Stored data entries

■ ■ ■ ■ ■ ■ ■

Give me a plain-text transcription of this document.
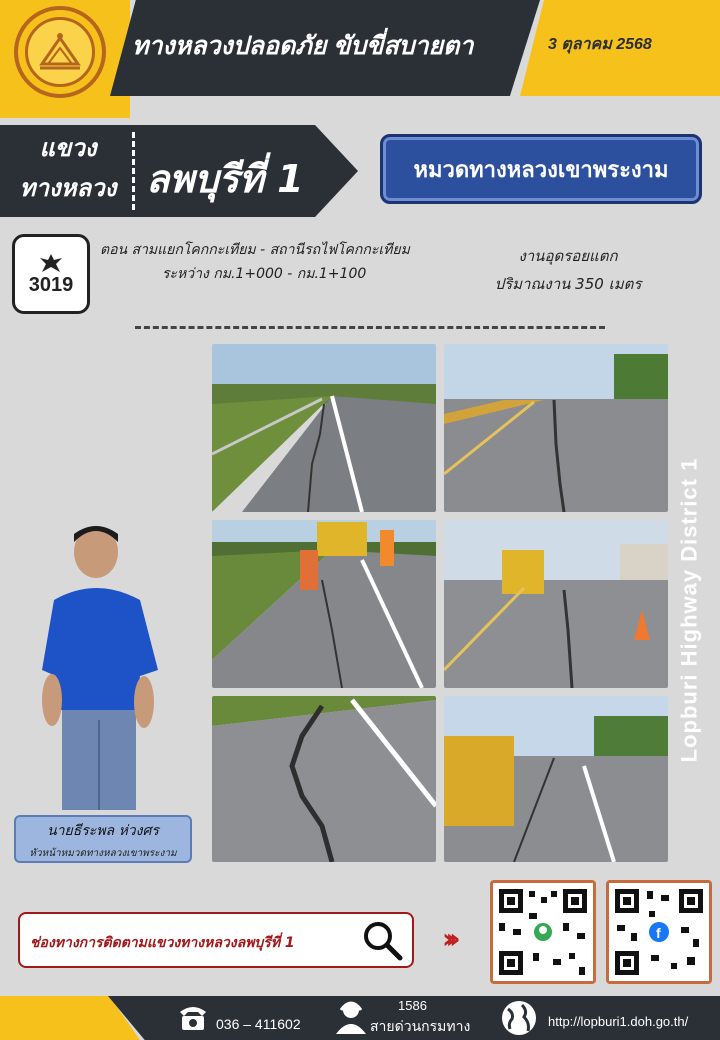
ทางหลวงปลอดภัย ขับขี่สบายตา	3 ตุลาคม 2568
แขวง
ทางหลวง ลพบุรีที่ 1	หมวดทางหลวงเขาพระงาม
3019
ตอน สามแยกโคกกะเทียม - สถานีรถไฟโคกกะเทียม
ระหว่าง กม.1+000 - กม.1+100
งานอุดรอยแตก
ปริมาณงาน 350 เมตร
นายธีระพล ห่วงศร
หัวหน้าหมวดทางหลวงเขาพระงาม
Lopburi Highway District 1
ช่องทางการติดตามแขวงทางหลวงลพบุรีที่ 1	›››	f
036 – 411602
1586
สายด่วนกรมทาง	http://lopburi1.doh.go.th/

■ ■ ■ ■ ■ ■ ■

Any pictures should be dropped; transcribe the rest of the records above exactly.

> [RESPONSE FOR THIS EXERCISE]
Give me a plain-text transcription of this document.
ทางหลวงปลอดภัย ขับขี่สบายตา	3 ตุลาคม 2568
แขวง
ทางหลวง ลพบุรีที่ 1	หมวดทางหลวงเขาพระงาม
3019
ตอน สามแยกโคกกะเทียม - สถานีรถไฟโคกกะเทียม
ระหว่าง กม.1+000 - กม.1+100
งานอุดรอยแตก
ปริมาณงาน 350 เมตร
นายธีระพล ห่วงศร
หัวหน้าหมวดทางหลวงเขาพระงาม
Lopburi Highway District 1
ช่องทางการติดตามแขวงทางหลวงลพบุรีที่ 1	›››	f
036 – 411602
1586
สายด่วนกรมทาง	http://lopburi1.doh.go.th/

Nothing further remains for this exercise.